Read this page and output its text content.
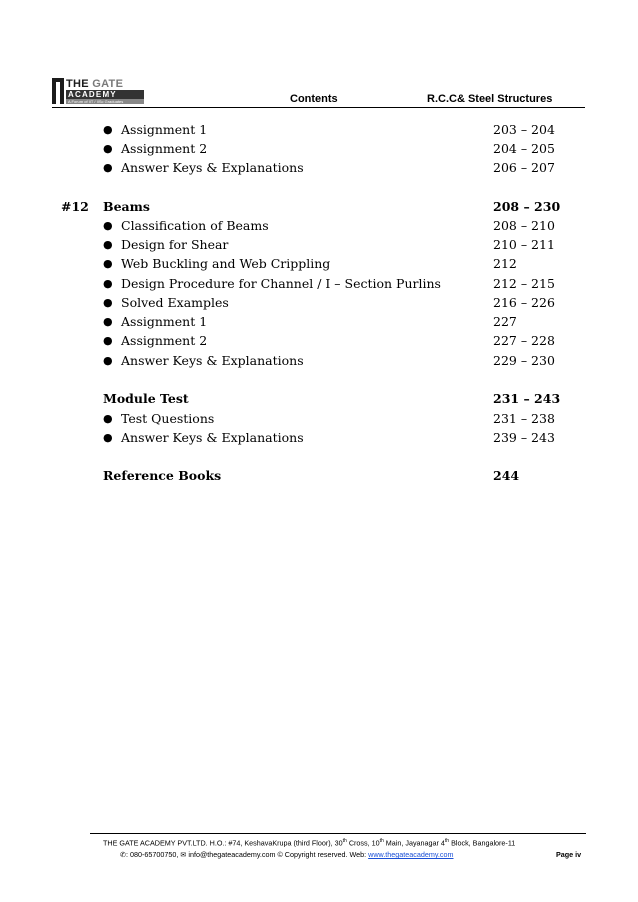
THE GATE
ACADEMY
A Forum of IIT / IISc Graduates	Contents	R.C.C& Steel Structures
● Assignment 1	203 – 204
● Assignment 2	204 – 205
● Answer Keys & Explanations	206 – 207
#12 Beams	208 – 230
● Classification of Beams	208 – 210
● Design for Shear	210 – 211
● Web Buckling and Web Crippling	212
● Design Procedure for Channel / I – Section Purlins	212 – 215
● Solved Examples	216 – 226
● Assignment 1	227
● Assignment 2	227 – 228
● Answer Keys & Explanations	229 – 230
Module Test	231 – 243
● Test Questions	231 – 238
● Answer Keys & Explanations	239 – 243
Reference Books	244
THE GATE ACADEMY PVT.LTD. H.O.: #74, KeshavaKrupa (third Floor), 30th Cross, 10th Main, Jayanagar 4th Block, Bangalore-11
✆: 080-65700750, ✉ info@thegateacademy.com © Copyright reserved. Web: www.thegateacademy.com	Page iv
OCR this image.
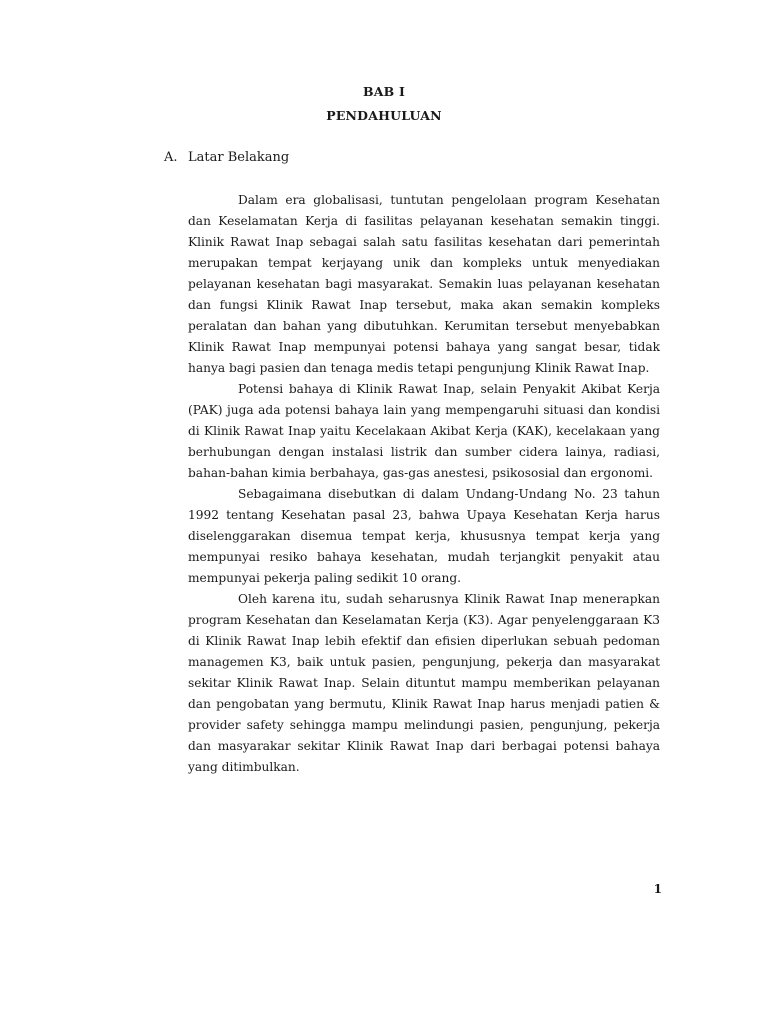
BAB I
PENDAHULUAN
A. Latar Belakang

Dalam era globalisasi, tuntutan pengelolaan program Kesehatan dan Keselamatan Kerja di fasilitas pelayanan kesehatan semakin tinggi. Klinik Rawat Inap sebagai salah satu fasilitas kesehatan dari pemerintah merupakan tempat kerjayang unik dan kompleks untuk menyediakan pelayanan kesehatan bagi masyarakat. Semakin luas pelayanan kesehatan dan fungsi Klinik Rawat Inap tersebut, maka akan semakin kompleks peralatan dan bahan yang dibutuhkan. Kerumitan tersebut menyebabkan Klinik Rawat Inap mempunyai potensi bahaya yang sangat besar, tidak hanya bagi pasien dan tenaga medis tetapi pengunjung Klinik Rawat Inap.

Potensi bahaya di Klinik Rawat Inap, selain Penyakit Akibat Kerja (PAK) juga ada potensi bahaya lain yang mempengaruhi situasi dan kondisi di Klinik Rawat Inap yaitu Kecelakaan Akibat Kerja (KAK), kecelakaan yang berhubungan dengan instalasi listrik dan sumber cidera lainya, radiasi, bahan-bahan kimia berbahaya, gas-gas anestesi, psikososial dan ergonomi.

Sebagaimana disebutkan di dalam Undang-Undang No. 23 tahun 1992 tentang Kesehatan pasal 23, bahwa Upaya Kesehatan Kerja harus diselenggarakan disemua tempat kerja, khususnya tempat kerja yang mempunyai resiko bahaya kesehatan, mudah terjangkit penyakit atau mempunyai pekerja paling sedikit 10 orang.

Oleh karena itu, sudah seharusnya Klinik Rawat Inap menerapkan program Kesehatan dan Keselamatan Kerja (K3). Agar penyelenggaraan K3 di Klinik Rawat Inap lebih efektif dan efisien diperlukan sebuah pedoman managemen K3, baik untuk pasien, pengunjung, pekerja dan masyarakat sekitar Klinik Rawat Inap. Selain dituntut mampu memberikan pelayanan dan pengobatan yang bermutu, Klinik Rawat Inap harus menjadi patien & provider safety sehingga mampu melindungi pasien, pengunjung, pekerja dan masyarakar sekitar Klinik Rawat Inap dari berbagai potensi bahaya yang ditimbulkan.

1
---*---
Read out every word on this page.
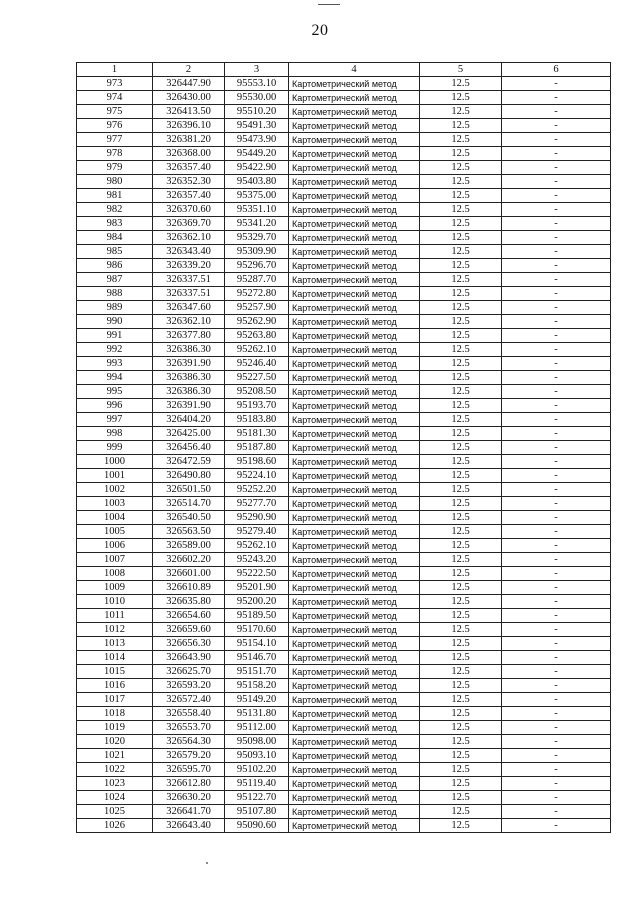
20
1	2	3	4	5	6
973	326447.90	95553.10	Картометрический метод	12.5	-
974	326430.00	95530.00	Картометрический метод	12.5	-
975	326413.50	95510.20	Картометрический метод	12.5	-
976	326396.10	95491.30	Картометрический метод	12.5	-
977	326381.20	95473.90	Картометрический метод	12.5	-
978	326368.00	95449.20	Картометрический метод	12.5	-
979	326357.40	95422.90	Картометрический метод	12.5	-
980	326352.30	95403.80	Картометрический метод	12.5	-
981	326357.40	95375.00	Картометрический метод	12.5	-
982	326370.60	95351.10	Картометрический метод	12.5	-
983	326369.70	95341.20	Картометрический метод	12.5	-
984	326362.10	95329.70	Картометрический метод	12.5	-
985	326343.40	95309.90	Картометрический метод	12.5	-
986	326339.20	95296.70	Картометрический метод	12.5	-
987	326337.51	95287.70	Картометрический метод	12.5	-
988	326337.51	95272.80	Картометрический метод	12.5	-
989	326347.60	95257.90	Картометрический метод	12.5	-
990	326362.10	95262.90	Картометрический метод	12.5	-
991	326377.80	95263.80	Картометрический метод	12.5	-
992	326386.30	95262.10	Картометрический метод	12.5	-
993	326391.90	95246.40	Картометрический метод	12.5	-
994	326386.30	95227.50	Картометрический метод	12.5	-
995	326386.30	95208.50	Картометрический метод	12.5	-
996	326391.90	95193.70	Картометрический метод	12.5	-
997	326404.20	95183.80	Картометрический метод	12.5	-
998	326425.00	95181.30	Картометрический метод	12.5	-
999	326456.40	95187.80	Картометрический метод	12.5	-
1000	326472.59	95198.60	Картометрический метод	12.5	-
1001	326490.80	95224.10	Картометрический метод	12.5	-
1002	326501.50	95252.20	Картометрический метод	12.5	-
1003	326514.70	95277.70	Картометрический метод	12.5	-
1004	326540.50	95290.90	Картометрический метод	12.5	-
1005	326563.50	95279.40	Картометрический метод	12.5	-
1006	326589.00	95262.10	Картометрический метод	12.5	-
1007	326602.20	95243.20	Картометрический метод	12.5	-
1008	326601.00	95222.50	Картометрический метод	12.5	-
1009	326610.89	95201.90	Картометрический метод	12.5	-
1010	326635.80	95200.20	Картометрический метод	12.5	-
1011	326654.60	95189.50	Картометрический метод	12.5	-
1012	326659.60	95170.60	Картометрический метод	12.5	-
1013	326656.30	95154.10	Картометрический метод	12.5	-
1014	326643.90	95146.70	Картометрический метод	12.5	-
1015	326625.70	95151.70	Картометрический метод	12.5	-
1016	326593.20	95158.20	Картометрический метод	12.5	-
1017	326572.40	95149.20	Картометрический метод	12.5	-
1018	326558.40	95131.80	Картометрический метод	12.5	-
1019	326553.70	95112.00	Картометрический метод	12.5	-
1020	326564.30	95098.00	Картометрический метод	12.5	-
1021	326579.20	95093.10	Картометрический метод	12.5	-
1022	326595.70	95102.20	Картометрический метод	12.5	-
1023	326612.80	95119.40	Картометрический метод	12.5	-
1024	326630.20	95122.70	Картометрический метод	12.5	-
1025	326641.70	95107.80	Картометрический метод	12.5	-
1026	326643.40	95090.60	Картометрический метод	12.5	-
---*---
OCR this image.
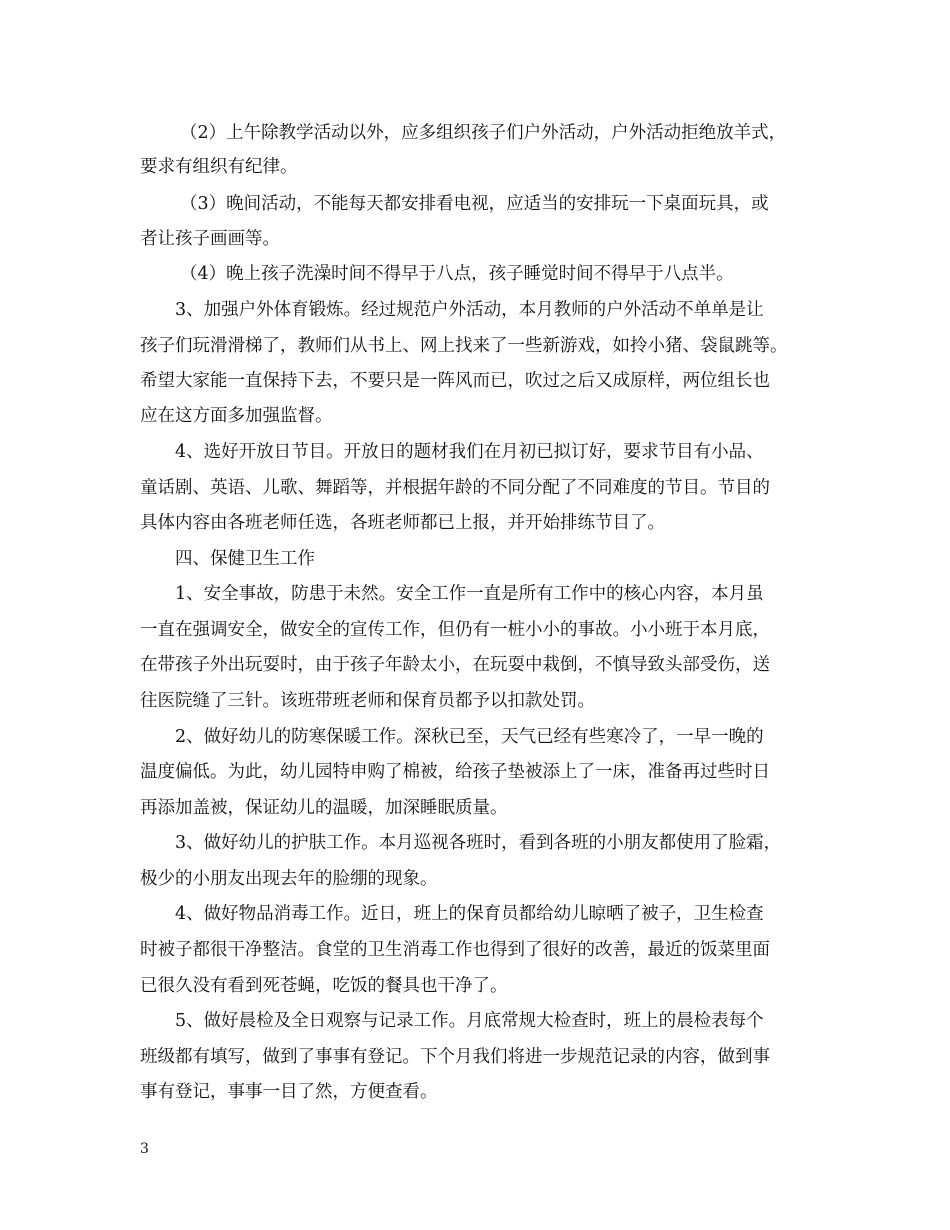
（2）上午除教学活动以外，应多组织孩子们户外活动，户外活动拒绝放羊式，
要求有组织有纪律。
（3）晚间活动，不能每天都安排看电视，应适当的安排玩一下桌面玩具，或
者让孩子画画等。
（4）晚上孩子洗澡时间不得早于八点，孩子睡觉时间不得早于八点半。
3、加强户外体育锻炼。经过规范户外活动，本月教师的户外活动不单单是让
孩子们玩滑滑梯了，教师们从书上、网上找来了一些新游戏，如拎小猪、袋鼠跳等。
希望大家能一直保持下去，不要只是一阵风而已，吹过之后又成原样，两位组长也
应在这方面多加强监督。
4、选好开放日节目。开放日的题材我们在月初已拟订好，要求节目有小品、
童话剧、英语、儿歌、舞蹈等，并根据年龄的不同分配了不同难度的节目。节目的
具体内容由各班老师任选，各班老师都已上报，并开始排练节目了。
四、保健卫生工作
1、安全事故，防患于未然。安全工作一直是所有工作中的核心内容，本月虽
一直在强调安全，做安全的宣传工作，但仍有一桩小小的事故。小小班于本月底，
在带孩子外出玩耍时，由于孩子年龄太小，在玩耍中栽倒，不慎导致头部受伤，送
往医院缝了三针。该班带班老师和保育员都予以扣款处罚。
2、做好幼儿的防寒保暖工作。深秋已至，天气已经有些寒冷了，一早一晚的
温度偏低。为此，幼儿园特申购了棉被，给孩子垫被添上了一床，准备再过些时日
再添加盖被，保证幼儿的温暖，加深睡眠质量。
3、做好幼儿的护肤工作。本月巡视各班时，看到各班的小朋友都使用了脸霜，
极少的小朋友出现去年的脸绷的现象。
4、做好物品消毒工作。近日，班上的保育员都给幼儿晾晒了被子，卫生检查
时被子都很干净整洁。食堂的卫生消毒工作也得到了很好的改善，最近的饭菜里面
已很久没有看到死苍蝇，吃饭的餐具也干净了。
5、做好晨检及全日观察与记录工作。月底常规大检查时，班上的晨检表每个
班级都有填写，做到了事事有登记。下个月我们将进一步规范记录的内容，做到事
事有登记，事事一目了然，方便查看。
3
---*---
[Task objective]
Show every line in the records above that contains the word "Rawat".

[Expected output]
Dalam era globalisasi, tuntutan pengelolaan program Kesehatan dan Keselamatan Kerja di fasilitas pelayanan kesehatan semakin tinggi. Klinik Rawat Inap sebagai salah satu fasilitas kesehatan dari pemerintah merupakan tempat kerjayang unik dan kompleks untuk menyediakan pelayanan kesehatan bagi masyarakat. Semakin luas pelayanan kesehatan dan fungsi Klinik Rawat Inap tersebut, maka akan semakin kompleks peralatan dan bahan yang dibutuhkan. Kerumitan tersebut menyebabkan Klinik Rawat Inap mempunyai potensi bahaya yang sangat besar, tidak hanya bagi pasien dan tenaga medis tetapi pengunjung Klinik Rawat Inap.
Potensi bahaya di Klinik Rawat Inap, selain Penyakit Akibat Kerja (PAK) juga ada potensi bahaya lain yang mempengaruhi situasi dan kondisi di Klinik Rawat Inap yaitu Kecelakaan Akibat Kerja (KAK), kecelakaan yang berhubungan dengan instalasi listrik dan sumber cidera lainya, radiasi, bahan-bahan kimia berbahaya, gas-gas anestesi, psikososial dan ergonomi.
Oleh karena itu, sudah seharusnya Klinik Rawat Inap menerapkan program Kesehatan dan Keselamatan Kerja (K3). Agar penyelenggaraan K3 di Klinik Rawat Inap lebih efektif dan efisien diperlukan sebuah pedoman managemen K3, baik untuk pasien, pengunjung, pekerja dan masyarakat sekitar Klinik Rawat Inap. Selain dituntut mampu memberikan pelayanan dan pengobatan yang bermutu, Klinik Rawat Inap harus menjadi patien & provider safety sehingga mampu melindungi pasien, pengunjung, pekerja dan masyarakar sekitar Klinik Rawat Inap dari berbagai potensi bahaya yang ditimbulkan.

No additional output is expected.